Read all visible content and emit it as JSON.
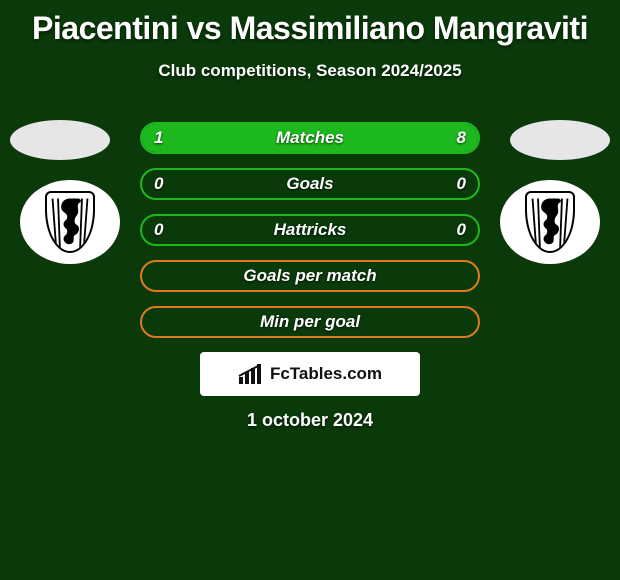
{
  "title": "Piacentini vs Massimiliano Mangraviti",
  "subtitle": "Club competitions, Season 2024/2025",
  "date": "1 october 2024",
  "logo_text": "FcTables.com",
  "colors": {
    "background": "#0a3a0a",
    "bar_green_border": "#1db81d",
    "bar_green_fill": "#1db81d",
    "bar_orange_border": "#e07a1f",
    "text": "#ffffff",
    "logo_bg": "#ffffff"
  },
  "bars": [
    {
      "label": "Matches",
      "left_value": "1",
      "right_value": "8",
      "left_pct": 11,
      "right_pct": 89,
      "style": "green"
    },
    {
      "label": "Goals",
      "left_value": "0",
      "right_value": "0",
      "left_pct": 0,
      "right_pct": 0,
      "style": "green"
    },
    {
      "label": "Hattricks",
      "left_value": "0",
      "right_value": "0",
      "left_pct": 0,
      "right_pct": 0,
      "style": "green"
    },
    {
      "label": "Goals per match",
      "left_value": "",
      "right_value": "",
      "left_pct": 0,
      "right_pct": 0,
      "style": "orange"
    },
    {
      "label": "Min per goal",
      "left_value": "",
      "right_value": "",
      "left_pct": 0,
      "right_pct": 0,
      "style": "orange"
    }
  ]
}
━━━━━━━━━━━━━━━━━━━━
**Task requirements**
Transcribe the material exactly, and leave out whatever pictures it holds.

**Task solution**
Read all visible content and emit it as JSON.
{
  "title": "Piacentini vs Massimiliano Mangraviti",
  "subtitle": "Club competitions, Season 2024/2025",
  "date": "1 october 2024",
  "logo_text": "FcTables.com",
  "colors": {
    "background": "#0a3a0a",
    "bar_green_border": "#1db81d",
    "bar_green_fill": "#1db81d",
    "bar_orange_border": "#e07a1f",
    "text": "#ffffff",
    "logo_bg": "#ffffff"
  },
  "bars": [
    {
      "label": "Matches",
      "left_value": "1",
      "right_value": "8",
      "left_pct": 11,
      "right_pct": 89,
      "style": "green"
    },
    {
      "label": "Goals",
      "left_value": "0",
      "right_value": "0",
      "left_pct": 0,
      "right_pct": 0,
      "style": "green"
    },
    {
      "label": "Hattricks",
      "left_value": "0",
      "right_value": "0",
      "left_pct": 0,
      "right_pct": 0,
      "style": "green"
    },
    {
      "label": "Goals per match",
      "left_value": "",
      "right_value": "",
      "left_pct": 0,
      "right_pct": 0,
      "style": "orange"
    },
    {
      "label": "Min per goal",
      "left_value": "",
      "right_value": "",
      "left_pct": 0,
      "right_pct": 0,
      "style": "orange"
    }
  ]
}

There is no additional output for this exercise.